> _Aim of the task_
Without the pictures, set down every line of the data exactly.

Extracted data entries:
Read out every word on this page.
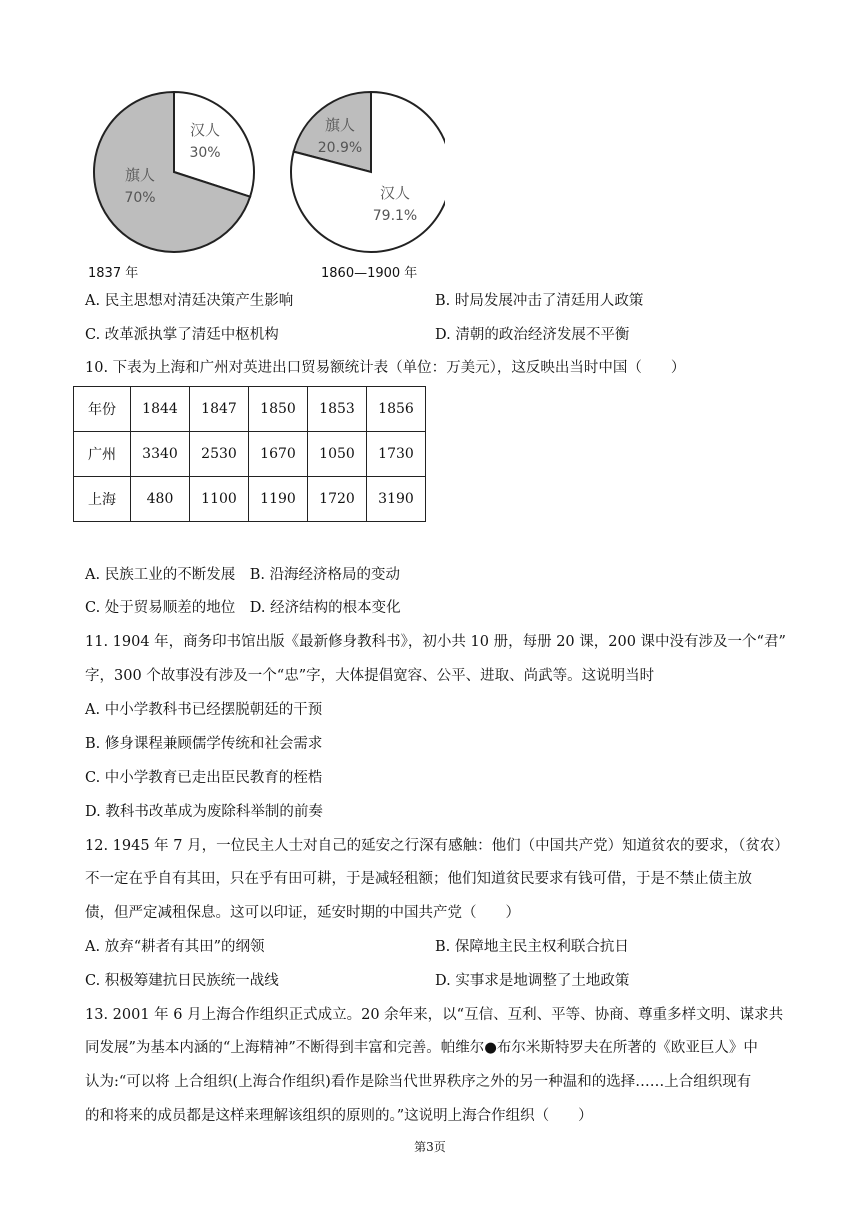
汉人
30%
旗人
70%
旗人
20.9%
汉人
79.1%
1837 年	1860—1900 年
A. 民主思想对清廷决策产生影响	B. 时局发展冲击了清廷用人政策
C. 改革派执掌了清廷中枢机构	D. 清朝的政治经济发展不平衡
10. 下表为上海和广州对英进出口贸易额统计表（单位：万美元），这反映出当时中国（　　）
年份	1844	1847	1850	1853	1856
广州	3340	2530	1670	1050	1730
上海	480	1100	1190	1720	3190
A. 民族工业的不断发展　B. 沿海经济格局的变动
C. 处于贸易顺差的地位　D. 经济结构的根本变化
11. 1904 年，商务印书馆出版《最新修身教科书》，初小共 10 册，每册 20 课，200 课中没有涉及一个“君”
字，300 个故事没有涉及一个“忠”字，大体提倡宽容、公平、进取、尚武等。这说明当时
A. 中小学教科书已经摆脱朝廷的干预
B. 修身课程兼顾儒学传统和社会需求
C. 中小学教育已走出臣民教育的桎梏
D. 教科书改革成为废除科举制的前奏
12. 1945 年 7 月，一位民主人士对自己的延安之行深有感触：他们（中国共产党）知道贫农的要求，（贫农）
不一定在乎自有其田，只在乎有田可耕，于是减轻租额；他们知道贫民要求有钱可借，于是不禁止债主放
债，但严定减租保息。这可以印证，延安时期的中国共产党（　　）
A. 放弃“耕者有其田”的纲领	B. 保障地主民主权利联合抗日
C. 积极筹建抗日民族统一战线	D. 实事求是地调整了土地政策
13. 2001 年 6 月上海合作组织正式成立。20 余年来，以“互信、互利、平等、协商、尊重多样文明、谋求共
同发展”为基本内涵的“上海精神”不断得到丰富和完善。帕维尔●布尔米斯特罗夫在所著的《欧亚巨人》中
认为:“可以将 上合组织(上海合作组织)看作是除当代世界秩序之外的另一种温和的选择……上合组织现有
的和将来的成员都是这样来理解该组织的原则的。”这说明上海合作组织（　　）
第3页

> _Exercise answer_
Read out every word on this page.
汉人
30%
旗人
70%
旗人
20.9%
汉人
79.1%
1837 年	1860—1900 年
A. 民主思想对清廷决策产生影响	B. 时局发展冲击了清廷用人政策
C. 改革派执掌了清廷中枢机构	D. 清朝的政治经济发展不平衡
10. 下表为上海和广州对英进出口贸易额统计表（单位：万美元），这反映出当时中国（　　）
年份	1844	1847	1850	1853	1856
广州	3340	2530	1670	1050	1730
上海	480	1100	1190	1720	3190
A. 民族工业的不断发展　B. 沿海经济格局的变动
C. 处于贸易顺差的地位　D. 经济结构的根本变化
11. 1904 年，商务印书馆出版《最新修身教科书》，初小共 10 册，每册 20 课，200 课中没有涉及一个“君”
字，300 个故事没有涉及一个“忠”字，大体提倡宽容、公平、进取、尚武等。这说明当时
A. 中小学教科书已经摆脱朝廷的干预
B. 修身课程兼顾儒学传统和社会需求
C. 中小学教育已走出臣民教育的桎梏
D. 教科书改革成为废除科举制的前奏
12. 1945 年 7 月，一位民主人士对自己的延安之行深有感触：他们（中国共产党）知道贫农的要求，（贫农）
不一定在乎自有其田，只在乎有田可耕，于是减轻租额；他们知道贫民要求有钱可借，于是不禁止债主放
债，但严定减租保息。这可以印证，延安时期的中国共产党（　　）
A. 放弃“耕者有其田”的纲领	B. 保障地主民主权利联合抗日
C. 积极筹建抗日民族统一战线	D. 实事求是地调整了土地政策
13. 2001 年 6 月上海合作组织正式成立。20 余年来，以“互信、互利、平等、协商、尊重多样文明、谋求共
同发展”为基本内涵的“上海精神”不断得到丰富和完善。帕维尔●布尔米斯特罗夫在所著的《欧亚巨人》中
认为:“可以将 上合组织(上海合作组织)看作是除当代世界秩序之外的另一种温和的选择……上合组织现有
的和将来的成员都是这样来理解该组织的原则的。”这说明上海合作组织（　　）
第3页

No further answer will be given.